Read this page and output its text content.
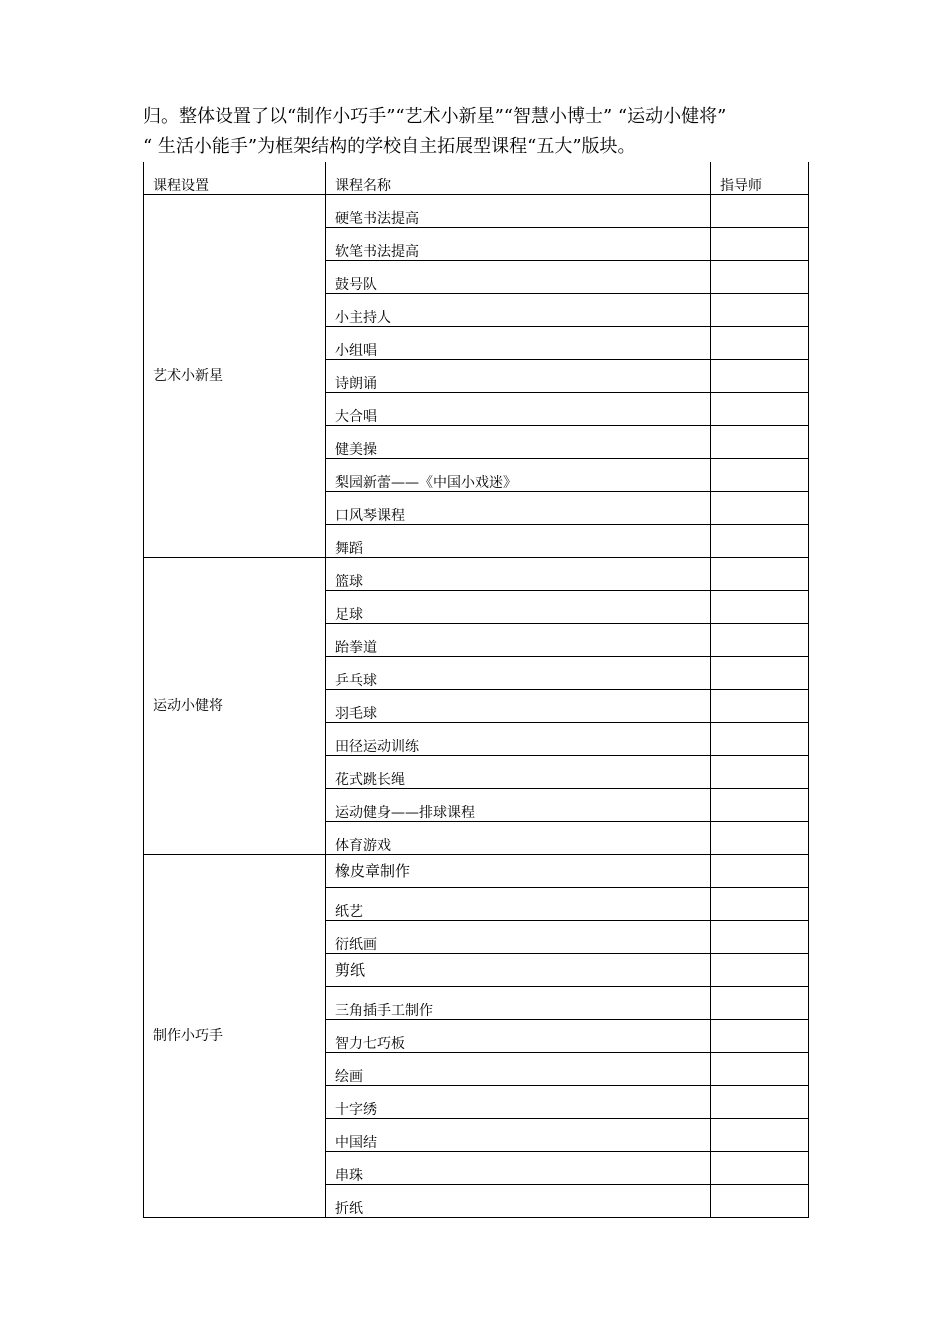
归。整体设置了以“制作小巧手”“艺术小新星”“智慧小博士” “运动小健将”

“ 生活小能手”为框架结构的学校自主拓展型课程“五大”版块。

课程设置	课程名称	指导师
艺术小新星	硬笔书法提高	
	软笔书法提高	
	鼓号队	
	小主持人	
	小组唱	
	诗朗诵	
	大合唱	
	健美操	
	梨园新蕾——《中国小戏迷》	
	口风琴课程	
	舞蹈	
运动小健将	篮球	
	足球	
	跆拳道	
	乒乓球	
	羽毛球	
	田径运动训练	
	花式跳长绳	
	运动健身——排球课程	
	体育游戏	
制作小巧手	橡皮章制作	
	纸艺	
	衍纸画	
	剪纸	
	三角插手工制作	
	智力七巧板	
	绘画	
	十字绣	
	中国结	
	串珠	
	折纸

·····

**TASK OBJECTIVE:** All the lines above are to be reproduced exactly, except the pictures.

**COMPLETED TASK:**
Read this page and output its text content.
归。整体设置了以“制作小巧手”“艺术小新星”“智慧小博士” “运动小健将”

“ 生活小能手”为框架结构的学校自主拓展型课程“五大”版块。

课程设置	课程名称	指导师
艺术小新星	硬笔书法提高	
	软笔书法提高	
	鼓号队	
	小主持人	
	小组唱	
	诗朗诵	
	大合唱	
	健美操	
	梨园新蕾——《中国小戏迷》	
	口风琴课程	
	舞蹈	
运动小健将	篮球	
	足球	
	跆拳道	
	乒乓球	
	羽毛球	
	田径运动训练	
	花式跳长绳	
	运动健身——排球课程	
	体育游戏	
制作小巧手	橡皮章制作	
	纸艺	
	衍纸画	
	剪纸	
	三角插手工制作	
	智力七巧板	
	绘画	
	十字绣	
	中国结	
	串珠	
	折纸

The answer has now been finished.